Required work
Repeat every line below exactly as it reads.

-------- Information provided

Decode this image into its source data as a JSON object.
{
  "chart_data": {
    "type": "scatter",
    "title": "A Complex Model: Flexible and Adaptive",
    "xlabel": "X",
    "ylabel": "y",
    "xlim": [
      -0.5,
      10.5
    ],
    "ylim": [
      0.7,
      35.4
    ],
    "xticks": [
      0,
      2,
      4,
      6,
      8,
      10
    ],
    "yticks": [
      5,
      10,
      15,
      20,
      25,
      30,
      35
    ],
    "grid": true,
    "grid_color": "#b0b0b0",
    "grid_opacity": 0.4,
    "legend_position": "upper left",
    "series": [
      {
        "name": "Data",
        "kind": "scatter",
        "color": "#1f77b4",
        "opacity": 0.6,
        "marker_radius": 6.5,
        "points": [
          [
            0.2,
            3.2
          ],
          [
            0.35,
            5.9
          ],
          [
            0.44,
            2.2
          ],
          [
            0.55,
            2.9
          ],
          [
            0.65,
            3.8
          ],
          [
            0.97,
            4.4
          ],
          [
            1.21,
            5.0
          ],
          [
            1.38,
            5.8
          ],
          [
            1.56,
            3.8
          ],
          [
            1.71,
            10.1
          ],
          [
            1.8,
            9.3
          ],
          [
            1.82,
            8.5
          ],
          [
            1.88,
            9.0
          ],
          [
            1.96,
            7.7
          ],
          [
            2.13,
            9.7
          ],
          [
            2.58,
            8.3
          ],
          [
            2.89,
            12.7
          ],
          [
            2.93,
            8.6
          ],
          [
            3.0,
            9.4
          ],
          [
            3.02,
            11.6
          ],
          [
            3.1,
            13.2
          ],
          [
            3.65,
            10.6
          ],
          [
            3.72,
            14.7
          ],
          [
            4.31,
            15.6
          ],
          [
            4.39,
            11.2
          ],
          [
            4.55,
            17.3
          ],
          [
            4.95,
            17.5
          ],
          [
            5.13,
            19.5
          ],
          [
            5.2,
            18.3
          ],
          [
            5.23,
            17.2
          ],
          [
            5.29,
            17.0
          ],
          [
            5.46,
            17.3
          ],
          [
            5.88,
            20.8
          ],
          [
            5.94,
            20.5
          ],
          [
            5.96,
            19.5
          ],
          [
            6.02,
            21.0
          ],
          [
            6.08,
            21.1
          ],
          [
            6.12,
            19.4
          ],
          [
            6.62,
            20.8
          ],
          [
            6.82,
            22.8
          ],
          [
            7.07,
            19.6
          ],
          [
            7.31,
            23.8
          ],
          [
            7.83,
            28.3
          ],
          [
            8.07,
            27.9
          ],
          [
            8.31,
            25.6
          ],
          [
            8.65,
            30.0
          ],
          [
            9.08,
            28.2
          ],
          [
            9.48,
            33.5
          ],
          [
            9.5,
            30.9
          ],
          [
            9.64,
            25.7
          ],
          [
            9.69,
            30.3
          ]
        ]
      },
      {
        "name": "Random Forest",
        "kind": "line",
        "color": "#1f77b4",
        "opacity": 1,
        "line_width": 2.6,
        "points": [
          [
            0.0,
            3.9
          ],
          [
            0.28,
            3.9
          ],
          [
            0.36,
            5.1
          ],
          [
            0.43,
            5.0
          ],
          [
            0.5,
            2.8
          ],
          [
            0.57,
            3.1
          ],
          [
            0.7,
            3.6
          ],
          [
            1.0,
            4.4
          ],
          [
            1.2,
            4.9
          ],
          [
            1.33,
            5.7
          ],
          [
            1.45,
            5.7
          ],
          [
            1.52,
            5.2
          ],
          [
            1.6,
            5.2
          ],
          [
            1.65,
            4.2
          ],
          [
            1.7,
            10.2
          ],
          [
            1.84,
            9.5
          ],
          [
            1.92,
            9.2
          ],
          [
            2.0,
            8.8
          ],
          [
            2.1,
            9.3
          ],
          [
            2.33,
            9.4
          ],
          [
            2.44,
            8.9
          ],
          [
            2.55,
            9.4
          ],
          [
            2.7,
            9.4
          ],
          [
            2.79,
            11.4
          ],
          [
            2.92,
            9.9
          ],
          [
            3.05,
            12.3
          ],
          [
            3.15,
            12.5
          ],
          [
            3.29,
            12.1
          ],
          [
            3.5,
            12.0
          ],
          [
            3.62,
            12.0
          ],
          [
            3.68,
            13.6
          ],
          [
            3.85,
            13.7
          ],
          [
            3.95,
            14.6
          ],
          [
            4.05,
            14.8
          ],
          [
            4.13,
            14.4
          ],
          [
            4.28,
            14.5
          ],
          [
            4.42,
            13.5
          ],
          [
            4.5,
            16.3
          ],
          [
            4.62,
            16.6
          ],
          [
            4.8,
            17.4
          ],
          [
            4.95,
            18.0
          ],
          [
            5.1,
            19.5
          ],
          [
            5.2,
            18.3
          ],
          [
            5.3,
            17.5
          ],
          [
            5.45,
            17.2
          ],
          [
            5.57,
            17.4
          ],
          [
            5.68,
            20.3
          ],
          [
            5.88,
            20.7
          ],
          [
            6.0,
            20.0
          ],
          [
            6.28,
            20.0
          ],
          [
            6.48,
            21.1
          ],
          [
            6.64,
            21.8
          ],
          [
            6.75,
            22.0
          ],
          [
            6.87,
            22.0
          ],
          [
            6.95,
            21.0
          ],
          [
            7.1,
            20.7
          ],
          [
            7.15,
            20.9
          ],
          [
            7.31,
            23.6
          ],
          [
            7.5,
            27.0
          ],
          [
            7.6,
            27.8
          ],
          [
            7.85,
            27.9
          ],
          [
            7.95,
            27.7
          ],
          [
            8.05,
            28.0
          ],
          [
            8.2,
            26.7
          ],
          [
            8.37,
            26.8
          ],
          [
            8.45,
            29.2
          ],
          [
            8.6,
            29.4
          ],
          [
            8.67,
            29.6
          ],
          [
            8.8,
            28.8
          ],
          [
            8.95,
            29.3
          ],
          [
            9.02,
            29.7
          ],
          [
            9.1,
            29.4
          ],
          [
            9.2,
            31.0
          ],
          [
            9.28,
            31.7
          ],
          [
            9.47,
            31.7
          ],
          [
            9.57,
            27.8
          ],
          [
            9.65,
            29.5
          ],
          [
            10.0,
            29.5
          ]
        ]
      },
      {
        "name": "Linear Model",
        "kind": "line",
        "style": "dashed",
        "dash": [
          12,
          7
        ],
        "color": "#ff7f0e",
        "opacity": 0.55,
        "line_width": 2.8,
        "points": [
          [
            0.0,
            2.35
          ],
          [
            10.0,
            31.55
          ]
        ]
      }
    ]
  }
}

----------------

Result of the exercise
Decode this image into its source data as a JSON object.
{
  "chart_data": {
    "type": "scatter",
    "title": "A Complex Model: Flexible and Adaptive",
    "xlabel": "X",
    "ylabel": "y",
    "xlim": [
      -0.5,
      10.5
    ],
    "ylim": [
      0.7,
      35.4
    ],
    "xticks": [
      0,
      2,
      4,
      6,
      8,
      10
    ],
    "yticks": [
      5,
      10,
      15,
      20,
      25,
      30,
      35
    ],
    "grid": true,
    "grid_color": "#b0b0b0",
    "grid_opacity": 0.4,
    "legend_position": "upper left",
    "series": [
      {
        "name": "Data",
        "kind": "scatter",
        "color": "#1f77b4",
        "opacity": 0.6,
        "marker_radius": 6.5,
        "points": [
          [
            0.2,
            3.2
          ],
          [
            0.35,
            5.9
          ],
          [
            0.44,
            2.2
          ],
          [
            0.55,
            2.9
          ],
          [
            0.65,
            3.8
          ],
          [
            0.97,
            4.4
          ],
          [
            1.21,
            5.0
          ],
          [
            1.38,
            5.8
          ],
          [
            1.56,
            3.8
          ],
          [
            1.71,
            10.1
          ],
          [
            1.8,
            9.3
          ],
          [
            1.82,
            8.5
          ],
          [
            1.88,
            9.0
          ],
          [
            1.96,
            7.7
          ],
          [
            2.13,
            9.7
          ],
          [
            2.58,
            8.3
          ],
          [
            2.89,
            12.7
          ],
          [
            2.93,
            8.6
          ],
          [
            3.0,
            9.4
          ],
          [
            3.02,
            11.6
          ],
          [
            3.1,
            13.2
          ],
          [
            3.65,
            10.6
          ],
          [
            3.72,
            14.7
          ],
          [
            4.31,
            15.6
          ],
          [
            4.39,
            11.2
          ],
          [
            4.55,
            17.3
          ],
          [
            4.95,
            17.5
          ],
          [
            5.13,
            19.5
          ],
          [
            5.2,
            18.3
          ],
          [
            5.23,
            17.2
          ],
          [
            5.29,
            17.0
          ],
          [
            5.46,
            17.3
          ],
          [
            5.88,
            20.8
          ],
          [
            5.94,
            20.5
          ],
          [
            5.96,
            19.5
          ],
          [
            6.02,
            21.0
          ],
          [
            6.08,
            21.1
          ],
          [
            6.12,
            19.4
          ],
          [
            6.62,
            20.8
          ],
          [
            6.82,
            22.8
          ],
          [
            7.07,
            19.6
          ],
          [
            7.31,
            23.8
          ],
          [
            7.83,
            28.3
          ],
          [
            8.07,
            27.9
          ],
          [
            8.31,
            25.6
          ],
          [
            8.65,
            30.0
          ],
          [
            9.08,
            28.2
          ],
          [
            9.48,
            33.5
          ],
          [
            9.5,
            30.9
          ],
          [
            9.64,
            25.7
          ],
          [
            9.69,
            30.3
          ]
        ]
      },
      {
        "name": "Random Forest",
        "kind": "line",
        "color": "#1f77b4",
        "opacity": 1,
        "line_width": 2.6,
        "points": [
          [
            0.0,
            3.9
          ],
          [
            0.28,
            3.9
          ],
          [
            0.36,
            5.1
          ],
          [
            0.43,
            5.0
          ],
          [
            0.5,
            2.8
          ],
          [
            0.57,
            3.1
          ],
          [
            0.7,
            3.6
          ],
          [
            1.0,
            4.4
          ],
          [
            1.2,
            4.9
          ],
          [
            1.33,
            5.7
          ],
          [
            1.45,
            5.7
          ],
          [
            1.52,
            5.2
          ],
          [
            1.6,
            5.2
          ],
          [
            1.65,
            4.2
          ],
          [
            1.7,
            10.2
          ],
          [
            1.84,
            9.5
          ],
          [
            1.92,
            9.2
          ],
          [
            2.0,
            8.8
          ],
          [
            2.1,
            9.3
          ],
          [
            2.33,
            9.4
          ],
          [
            2.44,
            8.9
          ],
          [
            2.55,
            9.4
          ],
          [
            2.7,
            9.4
          ],
          [
            2.79,
            11.4
          ],
          [
            2.92,
            9.9
          ],
          [
            3.05,
            12.3
          ],
          [
            3.15,
            12.5
          ],
          [
            3.29,
            12.1
          ],
          [
            3.5,
            12.0
          ],
          [
            3.62,
            12.0
          ],
          [
            3.68,
            13.6
          ],
          [
            3.85,
            13.7
          ],
          [
            3.95,
            14.6
          ],
          [
            4.05,
            14.8
          ],
          [
            4.13,
            14.4
          ],
          [
            4.28,
            14.5
          ],
          [
            4.42,
            13.5
          ],
          [
            4.5,
            16.3
          ],
          [
            4.62,
            16.6
          ],
          [
            4.8,
            17.4
          ],
          [
            4.95,
            18.0
          ],
          [
            5.1,
            19.5
          ],
          [
            5.2,
            18.3
          ],
          [
            5.3,
            17.5
          ],
          [
            5.45,
            17.2
          ],
          [
            5.57,
            17.4
          ],
          [
            5.68,
            20.3
          ],
          [
            5.88,
            20.7
          ],
          [
            6.0,
            20.0
          ],
          [
            6.28,
            20.0
          ],
          [
            6.48,
            21.1
          ],
          [
            6.64,
            21.8
          ],
          [
            6.75,
            22.0
          ],
          [
            6.87,
            22.0
          ],
          [
            6.95,
            21.0
          ],
          [
            7.1,
            20.7
          ],
          [
            7.15,
            20.9
          ],
          [
            7.31,
            23.6
          ],
          [
            7.5,
            27.0
          ],
          [
            7.6,
            27.8
          ],
          [
            7.85,
            27.9
          ],
          [
            7.95,
            27.7
          ],
          [
            8.05,
            28.0
          ],
          [
            8.2,
            26.7
          ],
          [
            8.37,
            26.8
          ],
          [
            8.45,
            29.2
          ],
          [
            8.6,
            29.4
          ],
          [
            8.67,
            29.6
          ],
          [
            8.8,
            28.8
          ],
          [
            8.95,
            29.3
          ],
          [
            9.02,
            29.7
          ],
          [
            9.1,
            29.4
          ],
          [
            9.2,
            31.0
          ],
          [
            9.28,
            31.7
          ],
          [
            9.47,
            31.7
          ],
          [
            9.57,
            27.8
          ],
          [
            9.65,
            29.5
          ],
          [
            10.0,
            29.5
          ]
        ]
      },
      {
        "name": "Linear Model",
        "kind": "line",
        "style": "dashed",
        "dash": [
          12,
          7
        ],
        "color": "#ff7f0e",
        "opacity": 0.55,
        "line_width": 2.8,
        "points": [
          [
            0.0,
            2.35
          ],
          [
            10.0,
            31.55
          ]
        ]
      }
    ]
  }
}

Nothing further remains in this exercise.